» Task goal
Your task is to retype each line of the data below exactly.

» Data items

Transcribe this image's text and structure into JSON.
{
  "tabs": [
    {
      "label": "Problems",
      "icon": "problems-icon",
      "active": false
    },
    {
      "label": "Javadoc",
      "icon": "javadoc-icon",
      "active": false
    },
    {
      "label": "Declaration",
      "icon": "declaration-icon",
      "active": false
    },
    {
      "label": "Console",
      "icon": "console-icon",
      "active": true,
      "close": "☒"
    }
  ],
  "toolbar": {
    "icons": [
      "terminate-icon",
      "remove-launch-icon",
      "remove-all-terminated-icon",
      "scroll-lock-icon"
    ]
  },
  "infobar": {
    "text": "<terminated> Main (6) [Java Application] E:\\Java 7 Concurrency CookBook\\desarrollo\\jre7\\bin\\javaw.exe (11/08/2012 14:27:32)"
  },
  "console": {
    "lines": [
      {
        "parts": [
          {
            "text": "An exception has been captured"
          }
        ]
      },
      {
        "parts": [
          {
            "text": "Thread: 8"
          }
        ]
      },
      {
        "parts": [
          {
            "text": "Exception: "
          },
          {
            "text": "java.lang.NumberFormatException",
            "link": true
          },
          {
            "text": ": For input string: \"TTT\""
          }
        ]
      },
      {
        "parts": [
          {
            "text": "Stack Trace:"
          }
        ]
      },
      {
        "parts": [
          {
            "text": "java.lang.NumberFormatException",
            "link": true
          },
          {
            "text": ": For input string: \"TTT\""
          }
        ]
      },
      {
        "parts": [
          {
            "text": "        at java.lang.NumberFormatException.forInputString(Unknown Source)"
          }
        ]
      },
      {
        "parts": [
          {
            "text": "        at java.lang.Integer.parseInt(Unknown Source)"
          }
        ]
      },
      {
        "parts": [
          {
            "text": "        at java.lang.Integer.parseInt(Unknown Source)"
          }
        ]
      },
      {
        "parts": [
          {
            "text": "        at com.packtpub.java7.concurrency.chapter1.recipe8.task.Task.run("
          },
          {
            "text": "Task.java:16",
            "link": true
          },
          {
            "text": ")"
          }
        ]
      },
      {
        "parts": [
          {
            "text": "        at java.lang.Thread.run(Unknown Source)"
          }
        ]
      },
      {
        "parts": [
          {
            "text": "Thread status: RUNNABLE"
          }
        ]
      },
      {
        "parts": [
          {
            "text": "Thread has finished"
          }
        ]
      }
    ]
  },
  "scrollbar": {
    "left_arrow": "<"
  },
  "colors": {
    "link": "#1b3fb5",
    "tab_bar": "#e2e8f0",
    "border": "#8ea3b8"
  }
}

» Expected output
Transcribe this image's text and structure into JSON.
{
  "tabs": [
    {
      "label": "Problems",
      "icon": "problems-icon",
      "active": false
    },
    {
      "label": "Javadoc",
      "icon": "javadoc-icon",
      "active": false
    },
    {
      "label": "Declaration",
      "icon": "declaration-icon",
      "active": false
    },
    {
      "label": "Console",
      "icon": "console-icon",
      "active": true,
      "close": "☒"
    }
  ],
  "toolbar": {
    "icons": [
      "terminate-icon",
      "remove-launch-icon",
      "remove-all-terminated-icon",
      "scroll-lock-icon"
    ]
  },
  "infobar": {
    "text": "<terminated> Main (6) [Java Application] E:\\Java 7 Concurrency CookBook\\desarrollo\\jre7\\bin\\javaw.exe (11/08/2012 14:27:32)"
  },
  "console": {
    "lines": [
      {
        "parts": [
          {
            "text": "An exception has been captured"
          }
        ]
      },
      {
        "parts": [
          {
            "text": "Thread: 8"
          }
        ]
      },
      {
        "parts": [
          {
            "text": "Exception: "
          },
          {
            "text": "java.lang.NumberFormatException",
            "link": true
          },
          {
            "text": ": For input string: \"TTT\""
          }
        ]
      },
      {
        "parts": [
          {
            "text": "Stack Trace:"
          }
        ]
      },
      {
        "parts": [
          {
            "text": "java.lang.NumberFormatException",
            "link": true
          },
          {
            "text": ": For input string: \"TTT\""
          }
        ]
      },
      {
        "parts": [
          {
            "text": "        at java.lang.NumberFormatException.forInputString(Unknown Source)"
          }
        ]
      },
      {
        "parts": [
          {
            "text": "        at java.lang.Integer.parseInt(Unknown Source)"
          }
        ]
      },
      {
        "parts": [
          {
            "text": "        at java.lang.Integer.parseInt(Unknown Source)"
          }
        ]
      },
      {
        "parts": [
          {
            "text": "        at com.packtpub.java7.concurrency.chapter1.recipe8.task.Task.run("
          },
          {
            "text": "Task.java:16",
            "link": true
          },
          {
            "text": ")"
          }
        ]
      },
      {
        "parts": [
          {
            "text": "        at java.lang.Thread.run(Unknown Source)"
          }
        ]
      },
      {
        "parts": [
          {
            "text": "Thread status: RUNNABLE"
          }
        ]
      },
      {
        "parts": [
          {
            "text": "Thread has finished"
          }
        ]
      }
    ]
  },
  "scrollbar": {
    "left_arrow": "<"
  },
  "colors": {
    "link": "#1b3fb5",
    "tab_bar": "#e2e8f0",
    "border": "#8ea3b8"
  }
}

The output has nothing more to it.